» **THE EXERCISE**
Find all the lines with "JSON" and gather them.

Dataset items
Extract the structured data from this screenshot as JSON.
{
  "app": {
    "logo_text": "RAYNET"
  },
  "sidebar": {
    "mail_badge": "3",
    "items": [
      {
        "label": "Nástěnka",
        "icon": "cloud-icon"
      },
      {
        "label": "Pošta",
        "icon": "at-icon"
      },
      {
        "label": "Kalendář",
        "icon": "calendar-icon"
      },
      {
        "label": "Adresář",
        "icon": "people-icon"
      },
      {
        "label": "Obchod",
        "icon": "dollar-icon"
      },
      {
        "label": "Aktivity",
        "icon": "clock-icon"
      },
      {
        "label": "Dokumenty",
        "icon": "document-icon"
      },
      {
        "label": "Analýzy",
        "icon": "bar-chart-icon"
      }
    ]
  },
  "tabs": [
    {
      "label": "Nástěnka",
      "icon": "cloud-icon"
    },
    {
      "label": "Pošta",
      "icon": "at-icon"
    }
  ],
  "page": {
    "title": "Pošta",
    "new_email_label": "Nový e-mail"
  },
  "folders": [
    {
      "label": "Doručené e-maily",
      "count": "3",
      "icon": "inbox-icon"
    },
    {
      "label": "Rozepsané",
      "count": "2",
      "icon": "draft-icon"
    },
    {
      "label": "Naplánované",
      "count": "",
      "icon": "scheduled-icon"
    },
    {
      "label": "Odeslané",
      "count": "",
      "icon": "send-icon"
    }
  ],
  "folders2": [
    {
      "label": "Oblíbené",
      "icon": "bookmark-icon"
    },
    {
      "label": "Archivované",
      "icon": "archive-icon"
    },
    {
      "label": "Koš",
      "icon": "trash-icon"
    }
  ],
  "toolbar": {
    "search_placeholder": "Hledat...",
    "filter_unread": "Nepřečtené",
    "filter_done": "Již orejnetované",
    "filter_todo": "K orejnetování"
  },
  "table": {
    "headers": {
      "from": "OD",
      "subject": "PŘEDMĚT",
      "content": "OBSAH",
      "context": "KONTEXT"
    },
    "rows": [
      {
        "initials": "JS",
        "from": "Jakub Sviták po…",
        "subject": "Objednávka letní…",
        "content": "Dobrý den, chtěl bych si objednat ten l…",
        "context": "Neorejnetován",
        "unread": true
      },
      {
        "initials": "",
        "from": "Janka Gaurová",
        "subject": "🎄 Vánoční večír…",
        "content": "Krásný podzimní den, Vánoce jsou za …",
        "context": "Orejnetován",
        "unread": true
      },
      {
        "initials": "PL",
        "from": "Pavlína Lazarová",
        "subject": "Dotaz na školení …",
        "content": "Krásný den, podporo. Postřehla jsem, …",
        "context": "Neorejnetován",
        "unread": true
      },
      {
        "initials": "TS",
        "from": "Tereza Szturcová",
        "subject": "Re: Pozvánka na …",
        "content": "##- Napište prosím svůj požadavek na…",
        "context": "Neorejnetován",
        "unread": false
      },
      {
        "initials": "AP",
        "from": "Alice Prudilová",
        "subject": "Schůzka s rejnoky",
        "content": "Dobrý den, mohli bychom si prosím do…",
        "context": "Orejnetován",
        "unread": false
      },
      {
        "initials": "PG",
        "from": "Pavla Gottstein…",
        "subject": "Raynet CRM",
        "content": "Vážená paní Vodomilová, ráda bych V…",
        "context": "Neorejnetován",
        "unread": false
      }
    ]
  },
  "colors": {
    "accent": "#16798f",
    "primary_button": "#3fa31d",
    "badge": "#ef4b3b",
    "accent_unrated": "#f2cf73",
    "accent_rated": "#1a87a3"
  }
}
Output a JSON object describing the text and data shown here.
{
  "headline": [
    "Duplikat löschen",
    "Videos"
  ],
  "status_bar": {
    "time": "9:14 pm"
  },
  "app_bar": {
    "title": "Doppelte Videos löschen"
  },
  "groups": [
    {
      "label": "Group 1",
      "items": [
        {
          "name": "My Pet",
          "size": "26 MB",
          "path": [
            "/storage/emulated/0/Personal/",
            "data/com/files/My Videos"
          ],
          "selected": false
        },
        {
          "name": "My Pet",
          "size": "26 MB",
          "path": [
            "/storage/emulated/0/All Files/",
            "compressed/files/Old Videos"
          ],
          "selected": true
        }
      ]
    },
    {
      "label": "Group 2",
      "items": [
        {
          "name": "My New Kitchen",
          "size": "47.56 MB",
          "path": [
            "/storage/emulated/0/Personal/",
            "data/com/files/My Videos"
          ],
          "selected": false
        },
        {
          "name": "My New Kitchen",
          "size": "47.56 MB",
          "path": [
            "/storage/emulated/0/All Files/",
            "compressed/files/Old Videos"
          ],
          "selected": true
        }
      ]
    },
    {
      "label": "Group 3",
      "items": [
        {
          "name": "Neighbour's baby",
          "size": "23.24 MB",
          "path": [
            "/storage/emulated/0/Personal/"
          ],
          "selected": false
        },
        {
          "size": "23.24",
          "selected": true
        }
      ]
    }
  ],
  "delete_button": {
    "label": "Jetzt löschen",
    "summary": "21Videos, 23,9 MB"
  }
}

» **RIGHT ANSWER**
Extract the structured data from this screenshot as JSON.
Output a JSON object describing the text and data shown here.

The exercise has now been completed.